Your goal — Every entry that follows should be repeated exactly; drop the images.

Records to process —
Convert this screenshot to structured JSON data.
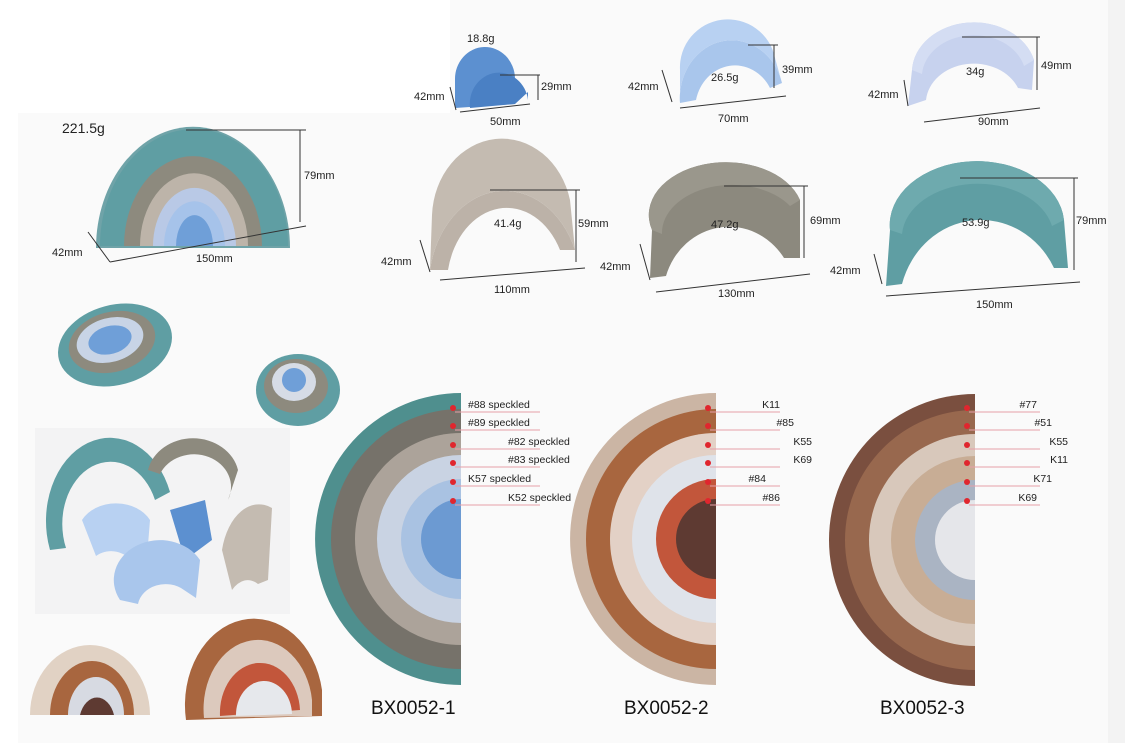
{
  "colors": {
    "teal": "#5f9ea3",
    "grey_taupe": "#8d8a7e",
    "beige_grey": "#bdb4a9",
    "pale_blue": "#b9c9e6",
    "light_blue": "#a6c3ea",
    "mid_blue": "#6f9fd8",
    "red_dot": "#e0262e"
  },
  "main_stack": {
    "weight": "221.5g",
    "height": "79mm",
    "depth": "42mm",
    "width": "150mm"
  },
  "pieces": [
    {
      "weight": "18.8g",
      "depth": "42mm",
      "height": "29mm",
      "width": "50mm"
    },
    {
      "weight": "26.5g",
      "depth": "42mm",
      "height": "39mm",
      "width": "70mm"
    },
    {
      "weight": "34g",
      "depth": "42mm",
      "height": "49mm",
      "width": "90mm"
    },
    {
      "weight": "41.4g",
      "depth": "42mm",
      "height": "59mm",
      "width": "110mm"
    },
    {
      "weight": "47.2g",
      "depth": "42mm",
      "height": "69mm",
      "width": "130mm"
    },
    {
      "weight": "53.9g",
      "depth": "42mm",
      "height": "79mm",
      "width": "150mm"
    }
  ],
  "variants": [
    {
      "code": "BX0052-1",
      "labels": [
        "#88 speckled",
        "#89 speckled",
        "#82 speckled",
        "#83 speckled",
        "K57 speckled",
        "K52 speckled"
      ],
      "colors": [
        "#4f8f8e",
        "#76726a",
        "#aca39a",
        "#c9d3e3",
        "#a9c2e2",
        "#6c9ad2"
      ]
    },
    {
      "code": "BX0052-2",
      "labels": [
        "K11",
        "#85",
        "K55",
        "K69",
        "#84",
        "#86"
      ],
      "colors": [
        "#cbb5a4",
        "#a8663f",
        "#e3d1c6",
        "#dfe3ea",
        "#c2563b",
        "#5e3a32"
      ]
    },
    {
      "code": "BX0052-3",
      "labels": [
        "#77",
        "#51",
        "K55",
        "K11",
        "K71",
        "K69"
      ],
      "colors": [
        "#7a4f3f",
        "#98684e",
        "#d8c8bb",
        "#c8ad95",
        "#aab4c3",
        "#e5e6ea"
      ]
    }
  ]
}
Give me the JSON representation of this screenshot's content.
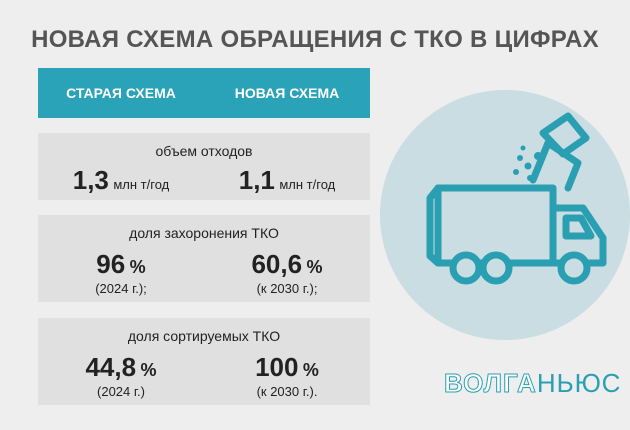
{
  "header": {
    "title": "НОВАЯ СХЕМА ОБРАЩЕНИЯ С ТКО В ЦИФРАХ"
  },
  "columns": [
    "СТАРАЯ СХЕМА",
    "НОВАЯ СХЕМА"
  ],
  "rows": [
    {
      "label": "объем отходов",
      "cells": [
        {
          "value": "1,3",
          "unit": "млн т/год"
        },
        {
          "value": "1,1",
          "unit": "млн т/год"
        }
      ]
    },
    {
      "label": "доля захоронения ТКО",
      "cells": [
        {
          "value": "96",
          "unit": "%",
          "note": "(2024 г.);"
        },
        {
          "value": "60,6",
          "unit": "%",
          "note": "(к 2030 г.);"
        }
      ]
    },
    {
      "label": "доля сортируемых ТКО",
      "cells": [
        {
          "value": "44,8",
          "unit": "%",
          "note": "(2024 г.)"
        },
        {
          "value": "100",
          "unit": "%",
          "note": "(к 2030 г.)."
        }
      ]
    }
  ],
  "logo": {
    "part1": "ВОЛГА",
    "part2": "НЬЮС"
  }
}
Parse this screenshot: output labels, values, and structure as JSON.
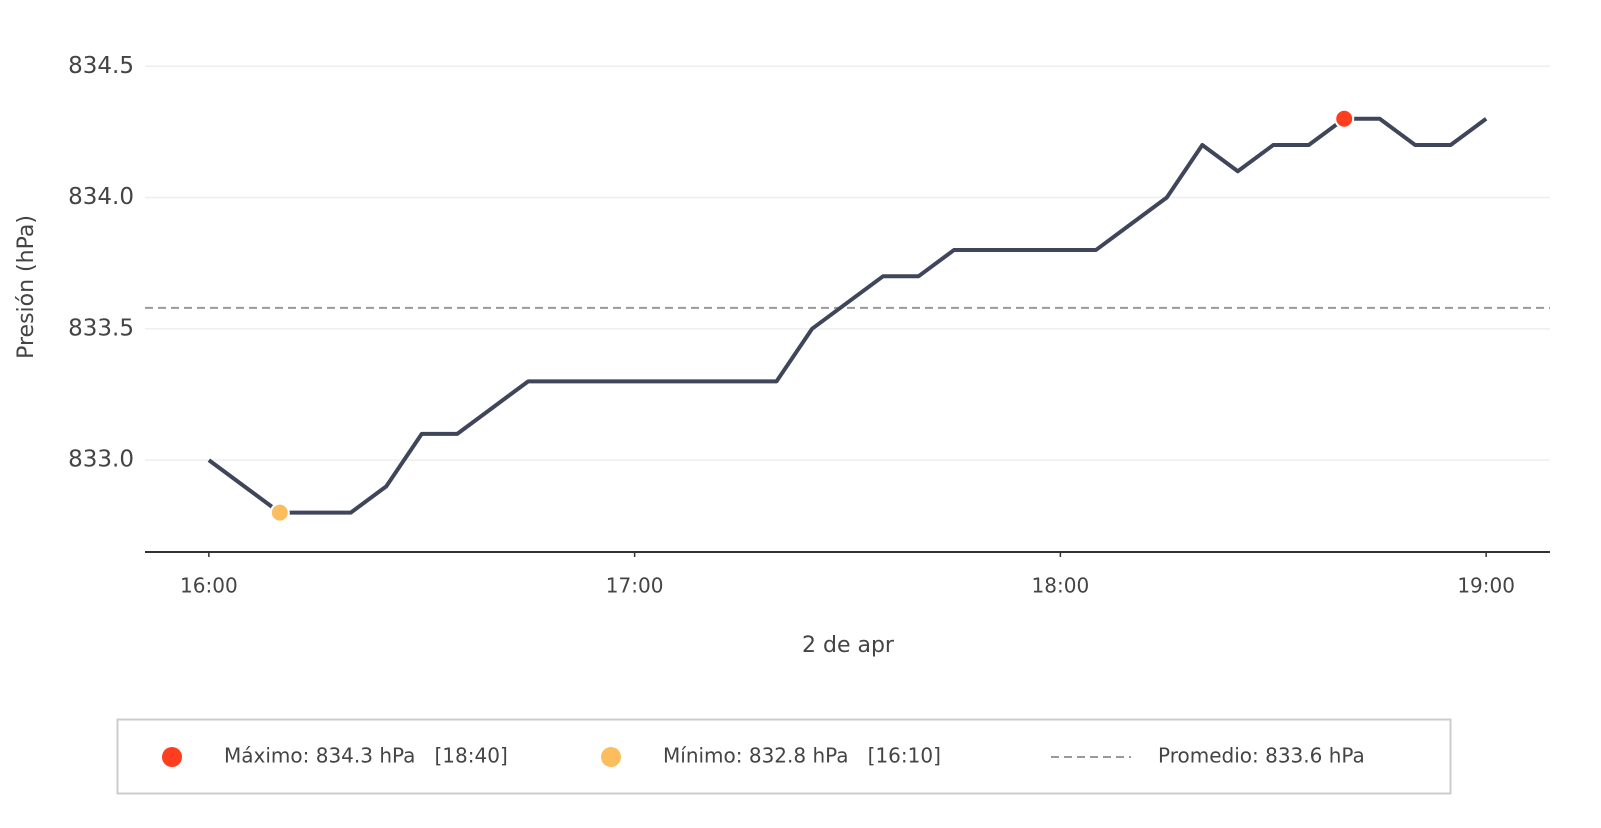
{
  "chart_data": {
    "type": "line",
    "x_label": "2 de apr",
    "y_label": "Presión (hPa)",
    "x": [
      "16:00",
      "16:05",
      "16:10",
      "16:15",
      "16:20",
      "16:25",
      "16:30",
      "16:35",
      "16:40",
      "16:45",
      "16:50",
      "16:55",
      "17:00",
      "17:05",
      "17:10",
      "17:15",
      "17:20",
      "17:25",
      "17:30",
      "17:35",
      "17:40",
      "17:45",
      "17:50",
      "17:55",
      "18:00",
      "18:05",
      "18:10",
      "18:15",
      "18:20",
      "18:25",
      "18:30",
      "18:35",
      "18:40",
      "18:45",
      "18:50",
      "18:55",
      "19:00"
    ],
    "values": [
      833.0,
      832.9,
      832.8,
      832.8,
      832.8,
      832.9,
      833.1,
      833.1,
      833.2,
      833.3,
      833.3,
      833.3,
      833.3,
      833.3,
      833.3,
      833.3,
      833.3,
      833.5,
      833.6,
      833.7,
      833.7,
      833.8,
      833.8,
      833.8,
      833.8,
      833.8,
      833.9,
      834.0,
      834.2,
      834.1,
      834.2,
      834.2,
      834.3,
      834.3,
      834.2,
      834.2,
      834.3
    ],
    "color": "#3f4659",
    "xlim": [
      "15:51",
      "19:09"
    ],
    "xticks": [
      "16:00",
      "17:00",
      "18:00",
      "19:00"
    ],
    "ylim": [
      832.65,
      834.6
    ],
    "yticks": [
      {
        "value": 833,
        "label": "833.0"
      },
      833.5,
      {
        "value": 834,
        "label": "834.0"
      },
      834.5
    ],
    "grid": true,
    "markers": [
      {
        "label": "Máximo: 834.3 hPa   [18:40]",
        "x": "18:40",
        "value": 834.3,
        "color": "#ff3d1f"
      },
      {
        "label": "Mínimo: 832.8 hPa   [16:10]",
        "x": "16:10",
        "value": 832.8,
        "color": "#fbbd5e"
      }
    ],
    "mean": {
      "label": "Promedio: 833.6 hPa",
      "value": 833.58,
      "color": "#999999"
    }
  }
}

Exercise answer —
Convert this screenshot to structured JSON data.
{
  "colors": {
    "teal": "#5f9ea3",
    "grey_taupe": "#8d8a7e",
    "beige_grey": "#bdb4a9",
    "pale_blue": "#b9c9e6",
    "light_blue": "#a6c3ea",
    "mid_blue": "#6f9fd8",
    "red_dot": "#e0262e"
  },
  "main_stack": {
    "weight": "221.5g",
    "height": "79mm",
    "depth": "42mm",
    "width": "150mm"
  },
  "pieces": [
    {
      "weight": "18.8g",
      "depth": "42mm",
      "height": "29mm",
      "width": "50mm"
    },
    {
      "weight": "26.5g",
      "depth": "42mm",
      "height": "39mm",
      "width": "70mm"
    },
    {
      "weight": "34g",
      "depth": "42mm",
      "height": "49mm",
      "width": "90mm"
    },
    {
      "weight": "41.4g",
      "depth": "42mm",
      "height": "59mm",
      "width": "110mm"
    },
    {
      "weight": "47.2g",
      "depth": "42mm",
      "height": "69mm",
      "width": "130mm"
    },
    {
      "weight": "53.9g",
      "depth": "42mm",
      "height": "79mm",
      "width": "150mm"
    }
  ],
  "variants": [
    {
      "code": "BX0052-1",
      "labels": [
        "#88 speckled",
        "#89 speckled",
        "#82 speckled",
        "#83 speckled",
        "K57 speckled",
        "K52 speckled"
      ],
      "colors": [
        "#4f8f8e",
        "#76726a",
        "#aca39a",
        "#c9d3e3",
        "#a9c2e2",
        "#6c9ad2"
      ]
    },
    {
      "code": "BX0052-2",
      "labels": [
        "K11",
        "#85",
        "K55",
        "K69",
        "#84",
        "#86"
      ],
      "colors": [
        "#cbb5a4",
        "#a8663f",
        "#e3d1c6",
        "#dfe3ea",
        "#c2563b",
        "#5e3a32"
      ]
    },
    {
      "code": "BX0052-3",
      "labels": [
        "#77",
        "#51",
        "K55",
        "K11",
        "K71",
        "K69"
      ],
      "colors": [
        "#7a4f3f",
        "#98684e",
        "#d8c8bb",
        "#c8ad95",
        "#aab4c3",
        "#e5e6ea"
      ]
    }
  ]
}
Give me the JSON representation of this screenshot's content.
{
  "header": {
    "title": "НОВАЯ СХЕМА ОБРАЩЕНИЯ С ТКО В ЦИФРАХ"
  },
  "columns": [
    "СТАРАЯ СХЕМА",
    "НОВАЯ СХЕМА"
  ],
  "rows": [
    {
      "label": "объем отходов",
      "cells": [
        {
          "value": "1,3",
          "unit": "млн т/год"
        },
        {
          "value": "1,1",
          "unit": "млн т/год"
        }
      ]
    },
    {
      "label": "доля захоронения ТКО",
      "cells": [
        {
          "value": "96",
          "unit": "%",
          "note": "(2024 г.);"
        },
        {
          "value": "60,6",
          "unit": "%",
          "note": "(к 2030 г.);"
        }
      ]
    },
    {
      "label": "доля сортируемых ТКО",
      "cells": [
        {
          "value": "44,8",
          "unit": "%",
          "note": "(2024 г.)"
        },
        {
          "value": "100",
          "unit": "%",
          "note": "(к 2030 г.)."
        }
      ]
    }
  ],
  "logo": {
    "part1": "ВОЛГА",
    "part2": "НЬЮС"
  }
}
Parse this screenshot: output labels, values, and structure as JSON.
{
  "chart_data": {
    "type": "line",
    "x_label": "2 de apr",
    "y_label": "Presión (hPa)",
    "x": [
      "16:00",
      "16:05",
      "16:10",
      "16:15",
      "16:20",
      "16:25",
      "16:30",
      "16:35",
      "16:40",
      "16:45",
      "16:50",
      "16:55",
      "17:00",
      "17:05",
      "17:10",
      "17:15",
      "17:20",
      "17:25",
      "17:30",
      "17:35",
      "17:40",
      "17:45",
      "17:50",
      "17:55",
      "18:00",
      "18:05",
      "18:10",
      "18:15",
      "18:20",
      "18:25",
      "18:30",
      "18:35",
      "18:40",
      "18:45",
      "18:50",
      "18:55",
      "19:00"
    ],
    "values": [
      833.0,
      832.9,
      832.8,
      832.8,
      832.8,
      832.9,
      833.1,
      833.1,
      833.2,
      833.3,
      833.3,
      833.3,
      833.3,
      833.3,
      833.3,
      833.3,
      833.3,
      833.5,
      833.6,
      833.7,
      833.7,
      833.8,
      833.8,
      833.8,
      833.8,
      833.8,
      833.9,
      834.0,
      834.2,
      834.1,
      834.2,
      834.2,
      834.3,
      834.3,
      834.2,
      834.2,
      834.3
    ],
    "color": "#3f4659",
    "xlim": [
      "15:51",
      "19:09"
    ],
    "xticks": [
      "16:00",
      "17:00",
      "18:00",
      "19:00"
    ],
    "ylim": [
      832.65,
      834.6
    ],
    "yticks": [
      {
        "value": 833,
        "label": "833.0"
      },
      833.5,
      {
        "value": 834,
        "label": "834.0"
      },
      834.5
    ],
    "grid": true,
    "markers": [
      {
        "label": "Máximo: 834.3 hPa   [18:40]",
        "x": "18:40",
        "value": 834.3,
        "color": "#ff3d1f"
      },
      {
        "label": "Mínimo: 832.8 hPa   [16:10]",
        "x": "16:10",
        "value": 832.8,
        "color": "#fbbd5e"
      }
    ],
    "mean": {
      "label": "Promedio: 833.6 hPa",
      "value": 833.58,
      "color": "#999999"
    }
  }
}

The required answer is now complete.